Th-th-th-that’s all, folks!
HEADER IMAGE: Benny Andersson, Anni-Frid “Frida” Lyngstad, Agnetha Fältskog, and Björn Ulvaeus. What is there to say? Oh, I know: Find yourself a copy of the 1994 movie The Adventures Of Priscilla, Queen Of The Desert with Hugo Weaving, Guy Pearce, and the bloody amazing Terence Stamp as three drag queens stuck in the outback of Australia.
FOOTNOTES:
1 What happened in Benghazi three years ago was an unprovoked attack on the US embassy there on September 11, 2012. During this attack, four Americans were murdered: J. Christopher Stevens, Foreign Service Information Management Officer Sean Smith, and CIA contractors Tyrone S. Woods and Glen Doherty.
2 The line is from a piece of nonsensical dialogue is from a section titled Bit Of Nostalgia from Frank Zappa’s 1967 album LUMPY GRAVY.

Mystically liberal Virgo enjoys long walks alone in the city at night in the rain with an umbrella and a flask of 10-year-old Laphroaig who strives to live by the maxim, “It ain’t what you know that gets you into trouble; it’s what you know that just ain’t so.
I’ve been a puppet, a pauper, a pirate, a poet, a pawn, and a college dropout (twice!). Occupationally, I have been a bartender, jewelry engraver, bouncer, landscape artist, and FEMA crew chief following the Great Flood of ’72 (and that was a job that I should never, ever have left).
I am also the final author of the original O’Sullivan Woodside price guides for record collectors and the original author of the Goldmine price guides for record collectors. As such, I was often referred to as the Price Guide Guru, and—as everyone should know—it behooves one to heed the words of a guru. (Unless, of course, you’re the Beatles.)
I’m late to this, but, since you ask:
1. “What I suggest here is that we embrace gate as a transitive verb: to gate someone is to accuse them of scandalous behavior without a shred of actionable evidence believing the mere accusation will do them damage.”
I’m guessing this means ‘swiftboating’ just ain’t gonna catch on. Which makes me sad, because I’m really tired of ‘-gate.’ Dammit this country needs a new euphemism for scandal, phony or otherwise!
2. And just as an aside: If ABBA’s take on the concept of ‘Waterloo’ has indeed trumped the purely Napoleonic association (which is certainly possible), then does it now stand for both victory and defeat?

** What this exercise asks **
(a) According to the page excerpt, which 1967 album contains the section titled Bit Of Nostalgia?
(b) For each statement below, say whether it agrees with the page excerpt, answering yes or no and quoting the deciding words: (i) The Adventures Of Priscilla, Queen Of The Desert is a 1994 movie. (ii) The writer was the original author of the O’Sullivan Woodside price guides. (iii) The writer worked as a FEMA crew chief after the Great Flood of ’72.
(c) Write a continuation of the page excerpt, picking up after its last sentence.

** Data excerpt **
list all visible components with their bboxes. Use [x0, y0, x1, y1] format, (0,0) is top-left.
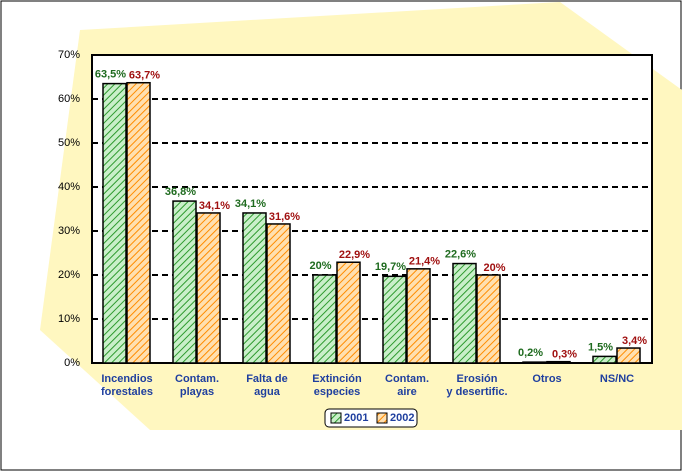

** Results of the exercise **
(a) Frank Zappa’s LUMPY GRAVY.

(b)
(i) Yes: "the 1994 movie The Adventures Of Priscilla, Queen Of The Desert"
(ii) No: "I am also the final author of the original O’Sullivan Woodside price guides"
(iii) Yes: "FEMA crew chief following the Great Flood of ’72"

(c)
As in, ‘Yeah we’re standing up here singing about how our significant others (who wrote this song) have defeated us, and won the war....but we’re also on our way to selling so many records that no one will be able to keep count,...as of RIGHT NOW.”
1. Hmmm, a “new euphemism for scandal, phony or otherwise” is tough. I think they should be distinct and separate, but that can only be determined after an investigation. A real investigation. Apparently, there will always be real scandals, and what else can we call them but what they are: scandals.
But phony scandals originate almost exclusively from the modern right-of-right-of-center (not a redundancy) arena, whether elected officials, high paid demagogues, or the vast rightwingnut conspiracy that is the millions of interconnected websites and blogs.
All of this is fairly recent and almost inconceivable without the Internet. It was at its most obvious and odious during the Clinton Administration: recall that the (right-of-right-of-center) Supreme Court allowed endless personal lawsuits against the President, and damn near bankrupted the Clintons. Most (all?) of these ‘gates’ were linked in some way to the donations of Richard Mellon Scaife.
That said, without much forethought, I could suggest as a euphemism mellonize (e.g., “How many more times will Hillary Clinton be mellonized before she is elected next year?”) and/or to scaife (e.g, “Bill Clinton was scaifed more often than all the other Presidents of the United States combined!”)
2. As Bernadette said to Felicia in Priscilla, Queen of the Desert, “I’ve said it before and I’ll say it again: NO MORE F*CKING ABBA!”
Your turn . . .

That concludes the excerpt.